→ **WHAT YOU NEED TO DO**: Reproduce each line from the records that holds "NTAs".

───── DATA FOR THIS TASK ─────

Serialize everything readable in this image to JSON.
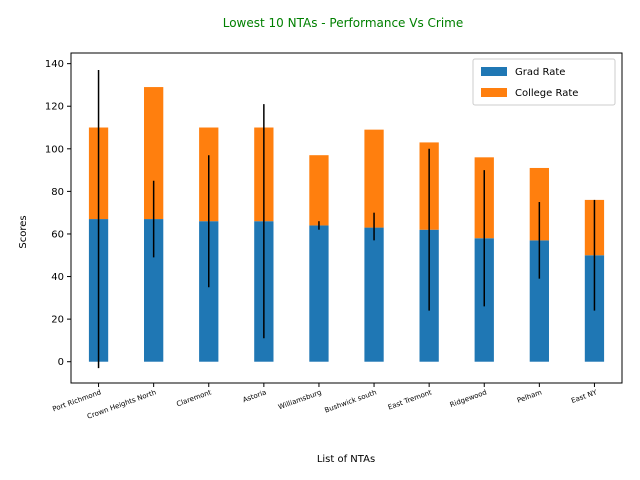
{
  "colors": {
    "grad": "#1f77b4",
    "college": "#ff7f0e",
    "title": "#008000",
    "error_bar": "#000000"
  },
  "chart_data": {
    "type": "bar",
    "stacked": true,
    "title": "Lowest 10 NTAs - Performance Vs Crime",
    "xlabel": "List of NTAs",
    "ylabel": "Scores",
    "ylim": [
      -10,
      145
    ],
    "yticks": [
      0,
      20,
      40,
      60,
      80,
      100,
      120,
      140
    ],
    "legend_position": "top-right",
    "grid": false,
    "categories": [
      "Port Richmond",
      "Crown Heights North",
      "Claremont",
      "Astoria",
      "Williamsburg",
      "Bushwick south",
      "East Tremont",
      "Ridgewood",
      "Pelham",
      "East NY"
    ],
    "series": [
      {
        "name": "Grad Rate",
        "values": [
          67,
          67,
          66,
          66,
          64,
          63,
          62,
          58,
          57,
          50
        ]
      },
      {
        "name": "College Rate",
        "values": [
          43,
          62,
          44,
          44,
          33,
          46,
          41,
          38,
          34,
          26
        ]
      }
    ],
    "error_bars": [
      {
        "center": 67,
        "low": -3,
        "high": 137
      },
      {
        "center": 67,
        "low": 49,
        "high": 85
      },
      {
        "center": 66,
        "low": 35,
        "high": 97
      },
      {
        "center": 66,
        "low": 11,
        "high": 121
      },
      {
        "center": 64,
        "low": 62,
        "high": 66
      },
      {
        "center": 63,
        "low": 57,
        "high": 70
      },
      {
        "center": 62,
        "low": 24,
        "high": 100
      },
      {
        "center": 58,
        "low": 26,
        "high": 90
      },
      {
        "center": 57,
        "low": 39,
        "high": 75
      },
      {
        "center": 50,
        "low": 24,
        "high": 76
      }
    ]
  }
}
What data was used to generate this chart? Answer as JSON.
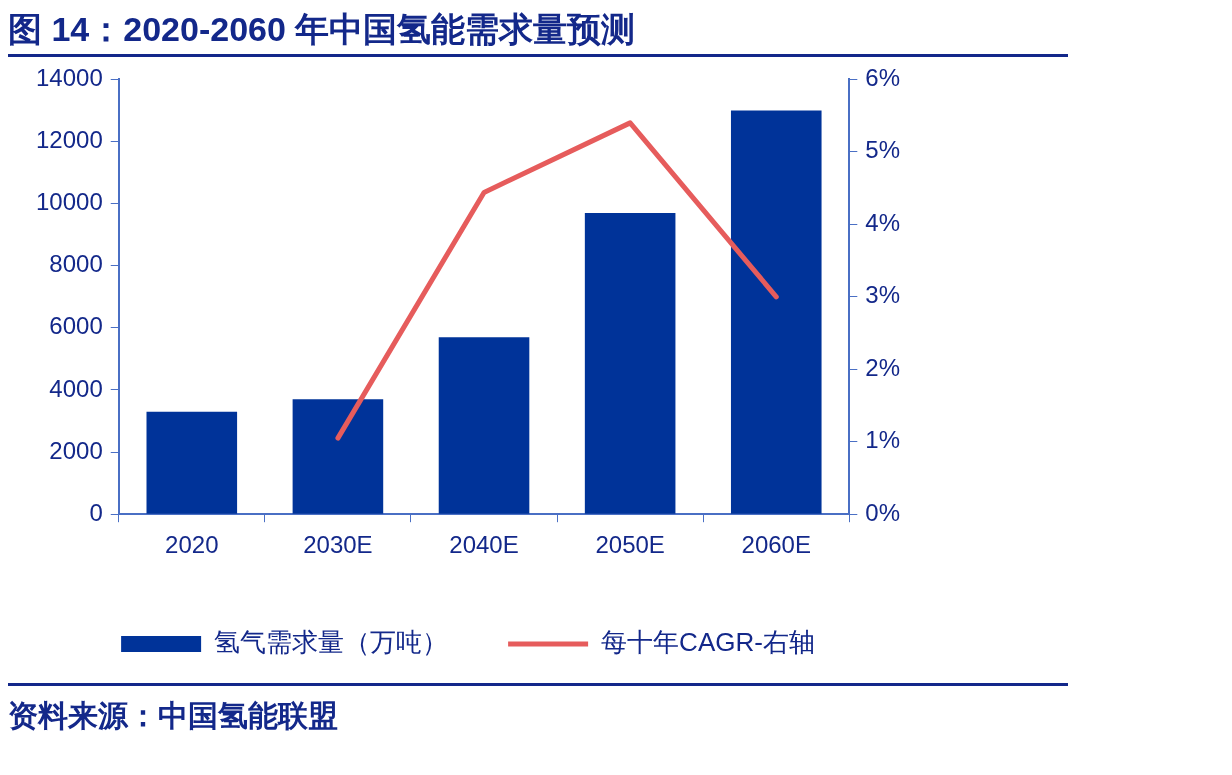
{
  "chart_data": {
    "type": "bar",
    "title": "图 14：2020-2060 年中国氢能需求量预测",
    "categories": [
      "2020",
      "2030E",
      "2040E",
      "2050E",
      "2060E"
    ],
    "series": [
      {
        "name": "氢气需求量（万吨）",
        "color": "#003399",
        "values": [
          3300,
          3700,
          5700,
          9700,
          13000
        ]
      },
      {
        "name": "每十年CAGR-右轴",
        "type": "line",
        "color": "#e65c5c",
        "axis": "y2",
        "marker": "none",
        "values": [
          null,
          1.05,
          4.44,
          5.4,
          3.0
        ]
      }
    ],
    "ylim": [
      0,
      14000
    ],
    "yticks": [
      0,
      2000,
      4000,
      6000,
      8000,
      10000,
      12000,
      14000
    ],
    "y2lim": [
      0,
      6
    ],
    "y2ticks": [
      {
        "value": 0,
        "label": "0%"
      },
      {
        "value": 1,
        "label": "1%"
      },
      {
        "value": 2,
        "label": "2%"
      },
      {
        "value": 3,
        "label": "3%"
      },
      {
        "value": 4,
        "label": "4%"
      },
      {
        "value": 5,
        "label": "5%"
      },
      {
        "value": 6,
        "label": "6%"
      }
    ],
    "legend": "bottom",
    "annotations": [
      "资料来源：中国氢能联盟"
    ]
  }
}
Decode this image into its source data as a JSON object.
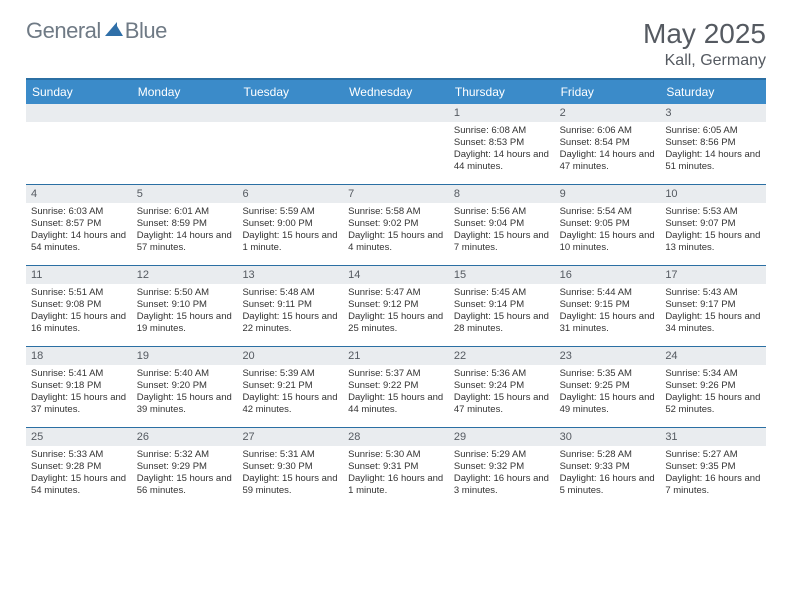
{
  "logo": {
    "part1": "General",
    "part2": "Blue"
  },
  "title": {
    "month": "May 2025",
    "location": "Kall, Germany"
  },
  "colors": {
    "header_bg": "#3b8bc9",
    "border": "#2b6fa3",
    "num_bg": "#e9ecef",
    "text": "#333333",
    "title_text": "#555a61"
  },
  "day_names": [
    "Sunday",
    "Monday",
    "Tuesday",
    "Wednesday",
    "Thursday",
    "Friday",
    "Saturday"
  ],
  "weeks": [
    [
      {
        "n": "",
        "t": ""
      },
      {
        "n": "",
        "t": ""
      },
      {
        "n": "",
        "t": ""
      },
      {
        "n": "",
        "t": ""
      },
      {
        "n": "1",
        "t": "Sunrise: 6:08 AM\nSunset: 8:53 PM\nDaylight: 14 hours and 44 minutes."
      },
      {
        "n": "2",
        "t": "Sunrise: 6:06 AM\nSunset: 8:54 PM\nDaylight: 14 hours and 47 minutes."
      },
      {
        "n": "3",
        "t": "Sunrise: 6:05 AM\nSunset: 8:56 PM\nDaylight: 14 hours and 51 minutes."
      }
    ],
    [
      {
        "n": "4",
        "t": "Sunrise: 6:03 AM\nSunset: 8:57 PM\nDaylight: 14 hours and 54 minutes."
      },
      {
        "n": "5",
        "t": "Sunrise: 6:01 AM\nSunset: 8:59 PM\nDaylight: 14 hours and 57 minutes."
      },
      {
        "n": "6",
        "t": "Sunrise: 5:59 AM\nSunset: 9:00 PM\nDaylight: 15 hours and 1 minute."
      },
      {
        "n": "7",
        "t": "Sunrise: 5:58 AM\nSunset: 9:02 PM\nDaylight: 15 hours and 4 minutes."
      },
      {
        "n": "8",
        "t": "Sunrise: 5:56 AM\nSunset: 9:04 PM\nDaylight: 15 hours and 7 minutes."
      },
      {
        "n": "9",
        "t": "Sunrise: 5:54 AM\nSunset: 9:05 PM\nDaylight: 15 hours and 10 minutes."
      },
      {
        "n": "10",
        "t": "Sunrise: 5:53 AM\nSunset: 9:07 PM\nDaylight: 15 hours and 13 minutes."
      }
    ],
    [
      {
        "n": "11",
        "t": "Sunrise: 5:51 AM\nSunset: 9:08 PM\nDaylight: 15 hours and 16 minutes."
      },
      {
        "n": "12",
        "t": "Sunrise: 5:50 AM\nSunset: 9:10 PM\nDaylight: 15 hours and 19 minutes."
      },
      {
        "n": "13",
        "t": "Sunrise: 5:48 AM\nSunset: 9:11 PM\nDaylight: 15 hours and 22 minutes."
      },
      {
        "n": "14",
        "t": "Sunrise: 5:47 AM\nSunset: 9:12 PM\nDaylight: 15 hours and 25 minutes."
      },
      {
        "n": "15",
        "t": "Sunrise: 5:45 AM\nSunset: 9:14 PM\nDaylight: 15 hours and 28 minutes."
      },
      {
        "n": "16",
        "t": "Sunrise: 5:44 AM\nSunset: 9:15 PM\nDaylight: 15 hours and 31 minutes."
      },
      {
        "n": "17",
        "t": "Sunrise: 5:43 AM\nSunset: 9:17 PM\nDaylight: 15 hours and 34 minutes."
      }
    ],
    [
      {
        "n": "18",
        "t": "Sunrise: 5:41 AM\nSunset: 9:18 PM\nDaylight: 15 hours and 37 minutes."
      },
      {
        "n": "19",
        "t": "Sunrise: 5:40 AM\nSunset: 9:20 PM\nDaylight: 15 hours and 39 minutes."
      },
      {
        "n": "20",
        "t": "Sunrise: 5:39 AM\nSunset: 9:21 PM\nDaylight: 15 hours and 42 minutes."
      },
      {
        "n": "21",
        "t": "Sunrise: 5:37 AM\nSunset: 9:22 PM\nDaylight: 15 hours and 44 minutes."
      },
      {
        "n": "22",
        "t": "Sunrise: 5:36 AM\nSunset: 9:24 PM\nDaylight: 15 hours and 47 minutes."
      },
      {
        "n": "23",
        "t": "Sunrise: 5:35 AM\nSunset: 9:25 PM\nDaylight: 15 hours and 49 minutes."
      },
      {
        "n": "24",
        "t": "Sunrise: 5:34 AM\nSunset: 9:26 PM\nDaylight: 15 hours and 52 minutes."
      }
    ],
    [
      {
        "n": "25",
        "t": "Sunrise: 5:33 AM\nSunset: 9:28 PM\nDaylight: 15 hours and 54 minutes."
      },
      {
        "n": "26",
        "t": "Sunrise: 5:32 AM\nSunset: 9:29 PM\nDaylight: 15 hours and 56 minutes."
      },
      {
        "n": "27",
        "t": "Sunrise: 5:31 AM\nSunset: 9:30 PM\nDaylight: 15 hours and 59 minutes."
      },
      {
        "n": "28",
        "t": "Sunrise: 5:30 AM\nSunset: 9:31 PM\nDaylight: 16 hours and 1 minute."
      },
      {
        "n": "29",
        "t": "Sunrise: 5:29 AM\nSunset: 9:32 PM\nDaylight: 16 hours and 3 minutes."
      },
      {
        "n": "30",
        "t": "Sunrise: 5:28 AM\nSunset: 9:33 PM\nDaylight: 16 hours and 5 minutes."
      },
      {
        "n": "31",
        "t": "Sunrise: 5:27 AM\nSunset: 9:35 PM\nDaylight: 16 hours and 7 minutes."
      }
    ]
  ]
}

─────

→ **OUTPUT BELOW**:
    "title": "Lowest 10 NTAs - Performance Vs Crime",
    "xlabel": "List of NTAs",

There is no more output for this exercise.